WHAT YOU HAVE TO DO:
Exactly as given, repeat all of the entries.
--------------------------------------------------
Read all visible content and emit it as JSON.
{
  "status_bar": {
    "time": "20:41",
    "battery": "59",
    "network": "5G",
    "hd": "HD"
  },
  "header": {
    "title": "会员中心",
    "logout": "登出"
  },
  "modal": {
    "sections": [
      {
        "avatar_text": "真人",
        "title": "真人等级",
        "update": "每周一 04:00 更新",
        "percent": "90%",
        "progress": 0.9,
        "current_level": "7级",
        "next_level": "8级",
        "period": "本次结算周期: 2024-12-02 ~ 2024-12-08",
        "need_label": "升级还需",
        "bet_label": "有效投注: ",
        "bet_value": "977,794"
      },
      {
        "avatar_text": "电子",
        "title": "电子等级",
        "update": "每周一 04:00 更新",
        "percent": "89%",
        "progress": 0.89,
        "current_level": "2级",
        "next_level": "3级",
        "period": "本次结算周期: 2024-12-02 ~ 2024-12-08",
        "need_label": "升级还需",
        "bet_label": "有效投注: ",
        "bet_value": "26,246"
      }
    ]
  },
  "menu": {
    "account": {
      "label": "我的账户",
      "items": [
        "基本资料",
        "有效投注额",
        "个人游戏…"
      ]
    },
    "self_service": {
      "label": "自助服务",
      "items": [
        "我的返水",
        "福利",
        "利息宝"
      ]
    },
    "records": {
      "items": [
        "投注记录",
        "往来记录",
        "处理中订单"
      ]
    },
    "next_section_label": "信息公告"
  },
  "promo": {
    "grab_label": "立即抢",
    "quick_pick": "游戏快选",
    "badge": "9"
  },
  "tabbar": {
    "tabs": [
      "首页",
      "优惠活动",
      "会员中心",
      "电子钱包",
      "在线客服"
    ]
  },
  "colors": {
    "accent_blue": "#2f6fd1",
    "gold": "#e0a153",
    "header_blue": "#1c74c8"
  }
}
--------------------------------------------------
WRITTEN SOLUTION:
Read all visible content and emit it as JSON.
{
  "status_bar": {
    "time": "20:41",
    "battery": "59",
    "network": "5G",
    "hd": "HD"
  },
  "header": {
    "title": "会员中心",
    "logout": "登出"
  },
  "modal": {
    "sections": [
      {
        "avatar_text": "真人",
        "title": "真人等级",
        "update": "每周一 04:00 更新",
        "percent": "90%",
        "progress": 0.9,
        "current_level": "7级",
        "next_level": "8级",
        "period": "本次结算周期: 2024-12-02 ~ 2024-12-08",
        "need_label": "升级还需",
        "bet_label": "有效投注: ",
        "bet_value": "977,794"
      },
      {
        "avatar_text": "电子",
        "title": "电子等级",
        "update": "每周一 04:00 更新",
        "percent": "89%",
        "progress": 0.89,
        "current_level": "2级",
        "next_level": "3级",
        "period": "本次结算周期: 2024-12-02 ~ 2024-12-08",
        "need_label": "升级还需",
        "bet_label": "有效投注: ",
        "bet_value": "26,246"
      }
    ]
  },
  "menu": {
    "account": {
      "label": "我的账户",
      "items": [
        "基本资料",
        "有效投注额",
        "个人游戏…"
      ]
    },
    "self_service": {
      "label": "自助服务",
      "items": [
        "我的返水",
        "福利",
        "利息宝"
      ]
    },
    "records": {
      "items": [
        "投注记录",
        "往来记录",
        "处理中订单"
      ]
    },
    "next_section_label": "信息公告"
  },
  "promo": {
    "grab_label": "立即抢",
    "quick_pick": "游戏快选",
    "badge": "9"
  },
  "tabbar": {
    "tabs": [
      "首页",
      "优惠活动",
      "会员中心",
      "电子钱包",
      "在线客服"
    ]
  },
  "colors": {
    "accent_blue": "#2f6fd1",
    "gold": "#e0a153",
    "header_blue": "#1c74c8"
  }
}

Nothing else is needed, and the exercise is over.